_Supplied data:_
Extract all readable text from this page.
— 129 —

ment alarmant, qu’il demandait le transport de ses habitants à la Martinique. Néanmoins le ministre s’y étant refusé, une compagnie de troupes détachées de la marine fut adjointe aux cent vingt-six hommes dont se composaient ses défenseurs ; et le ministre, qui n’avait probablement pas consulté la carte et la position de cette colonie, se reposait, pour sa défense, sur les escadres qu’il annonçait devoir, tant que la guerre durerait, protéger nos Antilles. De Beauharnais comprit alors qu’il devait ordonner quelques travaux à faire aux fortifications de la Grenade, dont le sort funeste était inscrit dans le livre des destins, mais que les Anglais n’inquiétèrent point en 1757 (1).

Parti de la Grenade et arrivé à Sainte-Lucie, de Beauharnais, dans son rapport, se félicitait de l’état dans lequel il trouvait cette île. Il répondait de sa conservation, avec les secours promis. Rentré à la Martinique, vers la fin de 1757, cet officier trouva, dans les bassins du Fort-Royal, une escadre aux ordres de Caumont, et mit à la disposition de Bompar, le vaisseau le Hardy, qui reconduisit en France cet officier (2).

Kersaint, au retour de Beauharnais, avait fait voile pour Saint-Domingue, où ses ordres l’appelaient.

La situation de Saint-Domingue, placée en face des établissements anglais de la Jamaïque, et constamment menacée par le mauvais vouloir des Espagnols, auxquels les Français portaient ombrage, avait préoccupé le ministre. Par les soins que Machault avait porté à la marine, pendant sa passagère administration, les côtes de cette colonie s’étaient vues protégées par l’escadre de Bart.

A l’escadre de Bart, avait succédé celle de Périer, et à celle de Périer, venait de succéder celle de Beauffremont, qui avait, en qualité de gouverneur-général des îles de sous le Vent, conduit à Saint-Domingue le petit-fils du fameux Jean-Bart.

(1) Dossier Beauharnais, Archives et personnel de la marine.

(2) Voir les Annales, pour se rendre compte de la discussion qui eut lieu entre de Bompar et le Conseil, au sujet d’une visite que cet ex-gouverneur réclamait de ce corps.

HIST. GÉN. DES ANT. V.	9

_Exercise directions:_
From the listing above, extract all records word for word.

_Finished answer:_
Extract all readable text from this page.
— 129 —

ment alarmant, qu’il demandait le transport de ses habitants à la Martinique. Néanmoins le ministre s’y étant refusé, une compagnie de troupes détachées de la marine fut adjointe aux cent vingt-six hommes dont se composaient ses défenseurs ; et le ministre, qui n’avait probablement pas consulté la carte et la position de cette colonie, se reposait, pour sa défense, sur les escadres qu’il annonçait devoir, tant que la guerre durerait, protéger nos Antilles. De Beauharnais comprit alors qu’il devait ordonner quelques travaux à faire aux fortifications de la Grenade, dont le sort funeste était inscrit dans le livre des destins, mais que les Anglais n’inquiétèrent point en 1757 (1).

Parti de la Grenade et arrivé à Sainte-Lucie, de Beauharnais, dans son rapport, se félicitait de l’état dans lequel il trouvait cette île. Il répondait de sa conservation, avec les secours promis. Rentré à la Martinique, vers la fin de 1757, cet officier trouva, dans les bassins du Fort-Royal, une escadre aux ordres de Caumont, et mit à la disposition de Bompar, le vaisseau le Hardy, qui reconduisit en France cet officier (2).

Kersaint, au retour de Beauharnais, avait fait voile pour Saint-Domingue, où ses ordres l’appelaient.

La situation de Saint-Domingue, placée en face des établissements anglais de la Jamaïque, et constamment menacée par le mauvais vouloir des Espagnols, auxquels les Français portaient ombrage, avait préoccupé le ministre. Par les soins que Machault avait porté à la marine, pendant sa passagère administration, les côtes de cette colonie s’étaient vues protégées par l’escadre de Bart.

A l’escadre de Bart, avait succédé celle de Périer, et à celle de Périer, venait de succéder celle de Beauffremont, qui avait, en qualité de gouverneur-général des îles de sous le Vent, conduit à Saint-Domingue le petit-fils du fameux Jean-Bart.

(1) Dossier Beauharnais, Archives et personnel de la marine.

(2) Voir les Annales, pour se rendre compte de la discussion qui eut lieu entre de Bompar et le Conseil, au sujet d’une visite que cet ex-gouverneur réclamait de ce corps.

HIST. GÉN. DES ANT. V.	9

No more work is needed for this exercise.